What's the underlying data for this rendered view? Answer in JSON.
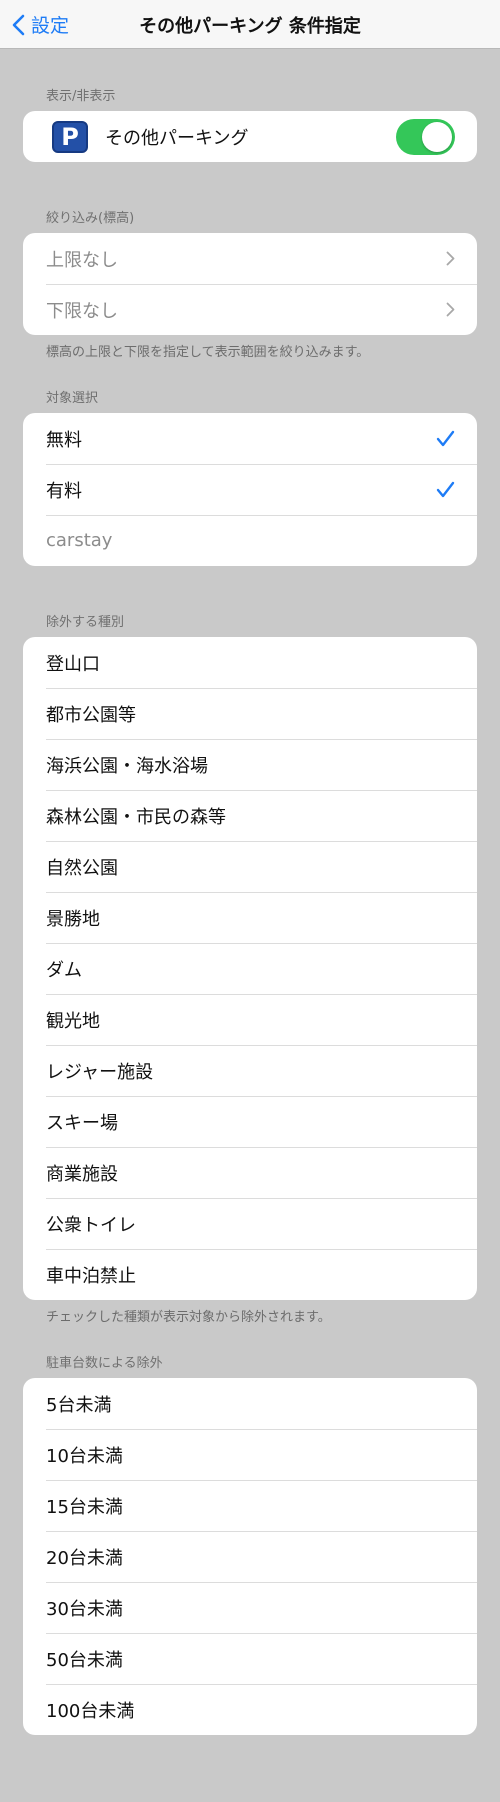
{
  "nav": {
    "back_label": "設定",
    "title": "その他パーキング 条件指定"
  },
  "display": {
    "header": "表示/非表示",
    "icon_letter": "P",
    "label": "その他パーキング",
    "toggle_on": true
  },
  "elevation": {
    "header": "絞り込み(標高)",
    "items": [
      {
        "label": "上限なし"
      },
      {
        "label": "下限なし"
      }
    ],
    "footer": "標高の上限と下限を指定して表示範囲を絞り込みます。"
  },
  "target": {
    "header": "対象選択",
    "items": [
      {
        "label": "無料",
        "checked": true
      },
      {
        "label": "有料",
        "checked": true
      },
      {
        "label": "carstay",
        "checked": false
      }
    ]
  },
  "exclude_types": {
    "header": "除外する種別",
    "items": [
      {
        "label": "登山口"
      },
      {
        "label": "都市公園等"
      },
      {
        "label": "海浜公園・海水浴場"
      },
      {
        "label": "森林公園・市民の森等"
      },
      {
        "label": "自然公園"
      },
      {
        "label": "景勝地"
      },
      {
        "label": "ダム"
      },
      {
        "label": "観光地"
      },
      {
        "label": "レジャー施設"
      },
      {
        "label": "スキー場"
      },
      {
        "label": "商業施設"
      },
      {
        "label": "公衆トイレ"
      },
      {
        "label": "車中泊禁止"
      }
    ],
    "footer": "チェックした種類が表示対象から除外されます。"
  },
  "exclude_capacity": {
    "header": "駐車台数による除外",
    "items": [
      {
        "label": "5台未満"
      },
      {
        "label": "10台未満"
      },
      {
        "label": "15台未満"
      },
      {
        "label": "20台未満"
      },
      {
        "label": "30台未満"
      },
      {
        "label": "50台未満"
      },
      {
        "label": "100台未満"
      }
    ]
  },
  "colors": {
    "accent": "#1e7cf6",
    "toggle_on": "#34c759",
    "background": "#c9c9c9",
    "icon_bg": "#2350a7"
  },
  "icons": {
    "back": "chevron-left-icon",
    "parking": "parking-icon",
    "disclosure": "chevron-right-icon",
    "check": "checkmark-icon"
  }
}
════════════════
■ Task brief ■
Leave out the pictures and retype every line above exactly.

■ Result ■
What's the underlying data for this rendered view? Answer in JSON.
{
  "nav": {
    "back_label": "設定",
    "title": "その他パーキング 条件指定"
  },
  "display": {
    "header": "表示/非表示",
    "icon_letter": "P",
    "label": "その他パーキング",
    "toggle_on": true
  },
  "elevation": {
    "header": "絞り込み(標高)",
    "items": [
      {
        "label": "上限なし"
      },
      {
        "label": "下限なし"
      }
    ],
    "footer": "標高の上限と下限を指定して表示範囲を絞り込みます。"
  },
  "target": {
    "header": "対象選択",
    "items": [
      {
        "label": "無料",
        "checked": true
      },
      {
        "label": "有料",
        "checked": true
      },
      {
        "label": "carstay",
        "checked": false
      }
    ]
  },
  "exclude_types": {
    "header": "除外する種別",
    "items": [
      {
        "label": "登山口"
      },
      {
        "label": "都市公園等"
      },
      {
        "label": "海浜公園・海水浴場"
      },
      {
        "label": "森林公園・市民の森等"
      },
      {
        "label": "自然公園"
      },
      {
        "label": "景勝地"
      },
      {
        "label": "ダム"
      },
      {
        "label": "観光地"
      },
      {
        "label": "レジャー施設"
      },
      {
        "label": "スキー場"
      },
      {
        "label": "商業施設"
      },
      {
        "label": "公衆トイレ"
      },
      {
        "label": "車中泊禁止"
      }
    ],
    "footer": "チェックした種類が表示対象から除外されます。"
  },
  "exclude_capacity": {
    "header": "駐車台数による除外",
    "items": [
      {
        "label": "5台未満"
      },
      {
        "label": "10台未満"
      },
      {
        "label": "15台未満"
      },
      {
        "label": "20台未満"
      },
      {
        "label": "30台未満"
      },
      {
        "label": "50台未満"
      },
      {
        "label": "100台未満"
      }
    ]
  },
  "colors": {
    "accent": "#1e7cf6",
    "toggle_on": "#34c759",
    "background": "#c9c9c9",
    "icon_bg": "#2350a7"
  },
  "icons": {
    "back": "chevron-left-icon",
    "parking": "parking-icon",
    "disclosure": "chevron-right-icon",
    "check": "checkmark-icon"
  }
}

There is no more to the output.